**TASK STATEMENT**
Drop the images; return everything else in the listing below exactly.

**ITEMS**
— START —

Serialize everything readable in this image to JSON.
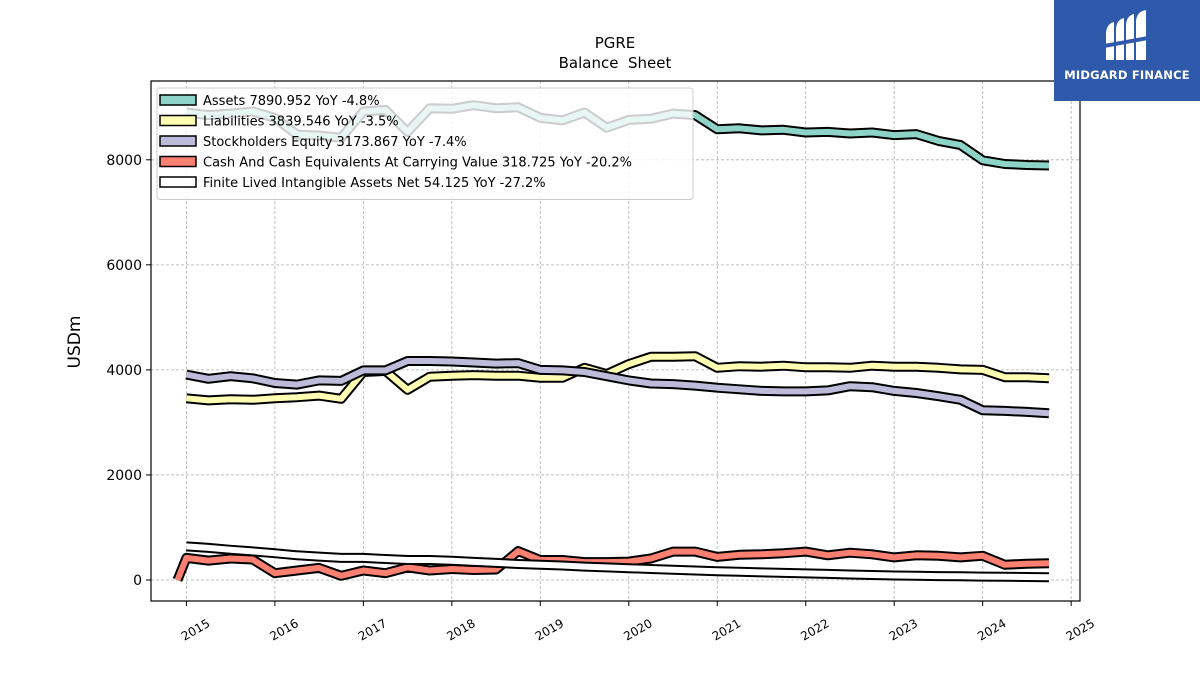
{
  "brand": {
    "name": "MIDGARD FINANCE",
    "color": "#2f5aab"
  },
  "chart_data": {
    "type": "line",
    "title": "PGRE",
    "subtitle": "Balance  Sheet",
    "xlabel": "",
    "ylabel": "USDm",
    "xlim": [
      2014.6,
      2025.1
    ],
    "ylim": [
      -400,
      9500
    ],
    "xticks": [
      "2015",
      "2016",
      "2017",
      "2018",
      "2019",
      "2020",
      "2021",
      "2022",
      "2023",
      "2024",
      "2025"
    ],
    "yticks": [
      "0",
      "2000",
      "4000",
      "6000",
      "8000"
    ],
    "grid": true,
    "legend_position": "upper-left",
    "series": [
      {
        "name": "Assets",
        "legend": "Assets  7890.952 YoY -4.8%",
        "color": "#8dd3c7",
        "x": [
          2015.0,
          2015.25,
          2015.5,
          2015.75,
          2016.0,
          2016.25,
          2016.5,
          2016.75,
          2017.0,
          2017.25,
          2017.5,
          2017.75,
          2018.0,
          2018.25,
          2018.5,
          2018.75,
          2019.0,
          2019.25,
          2019.5,
          2019.75,
          2020.0,
          2020.25,
          2020.5,
          2020.75,
          2021.0,
          2021.25,
          2021.5,
          2021.75,
          2022.0,
          2022.25,
          2022.5,
          2022.75,
          2023.0,
          2023.25,
          2023.5,
          2023.75,
          2024.0,
          2024.25,
          2024.5,
          2024.75
        ],
        "values": [
          8900,
          8850,
          8880,
          8920,
          8800,
          8480,
          8460,
          8420,
          8920,
          8950,
          8530,
          8980,
          8970,
          9040,
          8980,
          9000,
          8800,
          8750,
          8900,
          8610,
          8760,
          8780,
          8880,
          8850,
          8580,
          8600,
          8560,
          8570,
          8520,
          8530,
          8500,
          8520,
          8470,
          8490,
          8360,
          8280,
          7990,
          7920,
          7900,
          7891
        ]
      },
      {
        "name": "Liabilities",
        "legend": "Liabilities  3839.546 YoY -3.5%",
        "color": "#ffffb3",
        "x": [
          2015.0,
          2015.25,
          2015.5,
          2015.75,
          2016.0,
          2016.25,
          2016.5,
          2016.75,
          2017.0,
          2017.25,
          2017.5,
          2017.75,
          2018.0,
          2018.25,
          2018.5,
          2018.75,
          2019.0,
          2019.25,
          2019.5,
          2019.75,
          2020.0,
          2020.25,
          2020.5,
          2020.75,
          2021.0,
          2021.25,
          2021.5,
          2021.75,
          2022.0,
          2022.25,
          2022.5,
          2022.75,
          2023.0,
          2023.25,
          2023.5,
          2023.75,
          2024.0,
          2024.25,
          2024.5,
          2024.75
        ],
        "values": [
          3460,
          3420,
          3440,
          3430,
          3460,
          3480,
          3510,
          3450,
          3960,
          3980,
          3620,
          3870,
          3890,
          3900,
          3890,
          3890,
          3850,
          3850,
          4040,
          3920,
          4110,
          4250,
          4250,
          4260,
          4040,
          4070,
          4060,
          4080,
          4050,
          4050,
          4040,
          4080,
          4060,
          4060,
          4040,
          4010,
          4000,
          3860,
          3860,
          3840
        ]
      },
      {
        "name": "Stockholders Equity",
        "legend": "Stockholders Equity  3173.867 YoY -7.4%",
        "color": "#bebada",
        "x": [
          2015.0,
          2015.25,
          2015.5,
          2015.75,
          2016.0,
          2016.25,
          2016.5,
          2016.75,
          2017.0,
          2017.25,
          2017.5,
          2017.75,
          2018.0,
          2018.25,
          2018.5,
          2018.75,
          2019.0,
          2019.25,
          2019.5,
          2019.75,
          2020.0,
          2020.25,
          2020.5,
          2020.75,
          2021.0,
          2021.25,
          2021.5,
          2021.75,
          2022.0,
          2022.25,
          2022.5,
          2022.75,
          2023.0,
          2023.25,
          2023.5,
          2023.75,
          2024.0,
          2024.25,
          2024.5,
          2024.75
        ],
        "values": [
          3910,
          3830,
          3880,
          3840,
          3750,
          3720,
          3800,
          3790,
          3990,
          3990,
          4170,
          4170,
          4160,
          4140,
          4120,
          4130,
          4000,
          3990,
          3960,
          3880,
          3800,
          3740,
          3730,
          3700,
          3660,
          3630,
          3600,
          3590,
          3590,
          3610,
          3690,
          3670,
          3600,
          3560,
          3500,
          3430,
          3230,
          3220,
          3200,
          3174
        ]
      },
      {
        "name": "Cash And Cash Equivalents At Carrying Value",
        "legend": "Cash And Cash Equivalents At Carrying Value  318.725 YoY -20.2%",
        "color": "#fb8072",
        "x": [
          2014.9,
          2015.0,
          2015.25,
          2015.5,
          2015.75,
          2016.0,
          2016.25,
          2016.5,
          2016.75,
          2017.0,
          2017.25,
          2017.5,
          2017.75,
          2018.0,
          2018.25,
          2018.5,
          2018.75,
          2019.0,
          2019.25,
          2019.5,
          2019.75,
          2020.0,
          2020.25,
          2020.5,
          2020.75,
          2021.0,
          2021.25,
          2021.5,
          2021.75,
          2022.0,
          2022.25,
          2022.5,
          2022.75,
          2023.0,
          2023.25,
          2023.5,
          2023.75,
          2024.0,
          2024.25,
          2024.5,
          2024.75
        ],
        "values": [
          0,
          420,
          370,
          410,
          390,
          130,
          180,
          230,
          80,
          180,
          130,
          240,
          180,
          210,
          190,
          200,
          550,
          380,
          380,
          340,
          340,
          350,
          410,
          540,
          540,
          440,
          480,
          490,
          510,
          540,
          470,
          520,
          490,
          430,
          470,
          460,
          430,
          460,
          290,
          310,
          319
        ]
      },
      {
        "name": "Finite Lived Intangible Assets Net",
        "legend": "Finite Lived Intangible Assets Net  54.125 YoY -27.2%",
        "color": "#ffffff",
        "x": [
          2015.0,
          2015.25,
          2015.5,
          2015.75,
          2016.0,
          2016.25,
          2016.5,
          2016.75,
          2017.0,
          2017.25,
          2017.5,
          2017.75,
          2018.0,
          2018.25,
          2018.5,
          2018.75,
          2019.0,
          2019.25,
          2019.5,
          2019.75,
          2020.0,
          2020.25,
          2020.5,
          2020.75,
          2021.0,
          2021.25,
          2021.5,
          2021.75,
          2022.0,
          2022.25,
          2022.5,
          2022.75,
          2023.0,
          2023.25,
          2023.5,
          2023.75,
          2024.0,
          2024.25,
          2024.5,
          2024.75
        ],
        "values": [
          640,
          610,
          575,
          545,
          510,
          470,
          445,
          420,
          420,
          400,
          380,
          380,
          365,
          345,
          325,
          305,
          290,
          275,
          255,
          240,
          225,
          210,
          195,
          180,
          165,
          155,
          145,
          135,
          125,
          115,
          105,
          95,
          85,
          80,
          75,
          70,
          65,
          60,
          56,
          54
        ]
      }
    ]
  }
}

— END —

**SOLUTION TO THE PROBLEM**
Serialize everything readable in this image to JSON.
{
  "brand": {
    "name": "MIDGARD FINANCE",
    "color": "#2f5aab"
  },
  "chart_data": {
    "type": "line",
    "title": "PGRE",
    "subtitle": "Balance  Sheet",
    "xlabel": "",
    "ylabel": "USDm",
    "xlim": [
      2014.6,
      2025.1
    ],
    "ylim": [
      -400,
      9500
    ],
    "xticks": [
      "2015",
      "2016",
      "2017",
      "2018",
      "2019",
      "2020",
      "2021",
      "2022",
      "2023",
      "2024",
      "2025"
    ],
    "yticks": [
      "0",
      "2000",
      "4000",
      "6000",
      "8000"
    ],
    "grid": true,
    "legend_position": "upper-left",
    "series": [
      {
        "name": "Assets",
        "legend": "Assets  7890.952 YoY -4.8%",
        "color": "#8dd3c7",
        "x": [
          2015.0,
          2015.25,
          2015.5,
          2015.75,
          2016.0,
          2016.25,
          2016.5,
          2016.75,
          2017.0,
          2017.25,
          2017.5,
          2017.75,
          2018.0,
          2018.25,
          2018.5,
          2018.75,
          2019.0,
          2019.25,
          2019.5,
          2019.75,
          2020.0,
          2020.25,
          2020.5,
          2020.75,
          2021.0,
          2021.25,
          2021.5,
          2021.75,
          2022.0,
          2022.25,
          2022.5,
          2022.75,
          2023.0,
          2023.25,
          2023.5,
          2023.75,
          2024.0,
          2024.25,
          2024.5,
          2024.75
        ],
        "values": [
          8900,
          8850,
          8880,
          8920,
          8800,
          8480,
          8460,
          8420,
          8920,
          8950,
          8530,
          8980,
          8970,
          9040,
          8980,
          9000,
          8800,
          8750,
          8900,
          8610,
          8760,
          8780,
          8880,
          8850,
          8580,
          8600,
          8560,
          8570,
          8520,
          8530,
          8500,
          8520,
          8470,
          8490,
          8360,
          8280,
          7990,
          7920,
          7900,
          7891
        ]
      },
      {
        "name": "Liabilities",
        "legend": "Liabilities  3839.546 YoY -3.5%",
        "color": "#ffffb3",
        "x": [
          2015.0,
          2015.25,
          2015.5,
          2015.75,
          2016.0,
          2016.25,
          2016.5,
          2016.75,
          2017.0,
          2017.25,
          2017.5,
          2017.75,
          2018.0,
          2018.25,
          2018.5,
          2018.75,
          2019.0,
          2019.25,
          2019.5,
          2019.75,
          2020.0,
          2020.25,
          2020.5,
          2020.75,
          2021.0,
          2021.25,
          2021.5,
          2021.75,
          2022.0,
          2022.25,
          2022.5,
          2022.75,
          2023.0,
          2023.25,
          2023.5,
          2023.75,
          2024.0,
          2024.25,
          2024.5,
          2024.75
        ],
        "values": [
          3460,
          3420,
          3440,
          3430,
          3460,
          3480,
          3510,
          3450,
          3960,
          3980,
          3620,
          3870,
          3890,
          3900,
          3890,
          3890,
          3850,
          3850,
          4040,
          3920,
          4110,
          4250,
          4250,
          4260,
          4040,
          4070,
          4060,
          4080,
          4050,
          4050,
          4040,
          4080,
          4060,
          4060,
          4040,
          4010,
          4000,
          3860,
          3860,
          3840
        ]
      },
      {
        "name": "Stockholders Equity",
        "legend": "Stockholders Equity  3173.867 YoY -7.4%",
        "color": "#bebada",
        "x": [
          2015.0,
          2015.25,
          2015.5,
          2015.75,
          2016.0,
          2016.25,
          2016.5,
          2016.75,
          2017.0,
          2017.25,
          2017.5,
          2017.75,
          2018.0,
          2018.25,
          2018.5,
          2018.75,
          2019.0,
          2019.25,
          2019.5,
          2019.75,
          2020.0,
          2020.25,
          2020.5,
          2020.75,
          2021.0,
          2021.25,
          2021.5,
          2021.75,
          2022.0,
          2022.25,
          2022.5,
          2022.75,
          2023.0,
          2023.25,
          2023.5,
          2023.75,
          2024.0,
          2024.25,
          2024.5,
          2024.75
        ],
        "values": [
          3910,
          3830,
          3880,
          3840,
          3750,
          3720,
          3800,
          3790,
          3990,
          3990,
          4170,
          4170,
          4160,
          4140,
          4120,
          4130,
          4000,
          3990,
          3960,
          3880,
          3800,
          3740,
          3730,
          3700,
          3660,
          3630,
          3600,
          3590,
          3590,
          3610,
          3690,
          3670,
          3600,
          3560,
          3500,
          3430,
          3230,
          3220,
          3200,
          3174
        ]
      },
      {
        "name": "Cash And Cash Equivalents At Carrying Value",
        "legend": "Cash And Cash Equivalents At Carrying Value  318.725 YoY -20.2%",
        "color": "#fb8072",
        "x": [
          2014.9,
          2015.0,
          2015.25,
          2015.5,
          2015.75,
          2016.0,
          2016.25,
          2016.5,
          2016.75,
          2017.0,
          2017.25,
          2017.5,
          2017.75,
          2018.0,
          2018.25,
          2018.5,
          2018.75,
          2019.0,
          2019.25,
          2019.5,
          2019.75,
          2020.0,
          2020.25,
          2020.5,
          2020.75,
          2021.0,
          2021.25,
          2021.5,
          2021.75,
          2022.0,
          2022.25,
          2022.5,
          2022.75,
          2023.0,
          2023.25,
          2023.5,
          2023.75,
          2024.0,
          2024.25,
          2024.5,
          2024.75
        ],
        "values": [
          0,
          420,
          370,
          410,
          390,
          130,
          180,
          230,
          80,
          180,
          130,
          240,
          180,
          210,
          190,
          200,
          550,
          380,
          380,
          340,
          340,
          350,
          410,
          540,
          540,
          440,
          480,
          490,
          510,
          540,
          470,
          520,
          490,
          430,
          470,
          460,
          430,
          460,
          290,
          310,
          319
        ]
      },
      {
        "name": "Finite Lived Intangible Assets Net",
        "legend": "Finite Lived Intangible Assets Net  54.125 YoY -27.2%",
        "color": "#ffffff",
        "x": [
          2015.0,
          2015.25,
          2015.5,
          2015.75,
          2016.0,
          2016.25,
          2016.5,
          2016.75,
          2017.0,
          2017.25,
          2017.5,
          2017.75,
          2018.0,
          2018.25,
          2018.5,
          2018.75,
          2019.0,
          2019.25,
          2019.5,
          2019.75,
          2020.0,
          2020.25,
          2020.5,
          2020.75,
          2021.0,
          2021.25,
          2021.5,
          2021.75,
          2022.0,
          2022.25,
          2022.5,
          2022.75,
          2023.0,
          2023.25,
          2023.5,
          2023.75,
          2024.0,
          2024.25,
          2024.5,
          2024.75
        ],
        "values": [
          640,
          610,
          575,
          545,
          510,
          470,
          445,
          420,
          420,
          400,
          380,
          380,
          365,
          345,
          325,
          305,
          290,
          275,
          255,
          240,
          225,
          210,
          195,
          180,
          165,
          155,
          145,
          135,
          125,
          115,
          105,
          95,
          85,
          80,
          75,
          70,
          65,
          60,
          56,
          54
        ]
      }
    ]
  }
}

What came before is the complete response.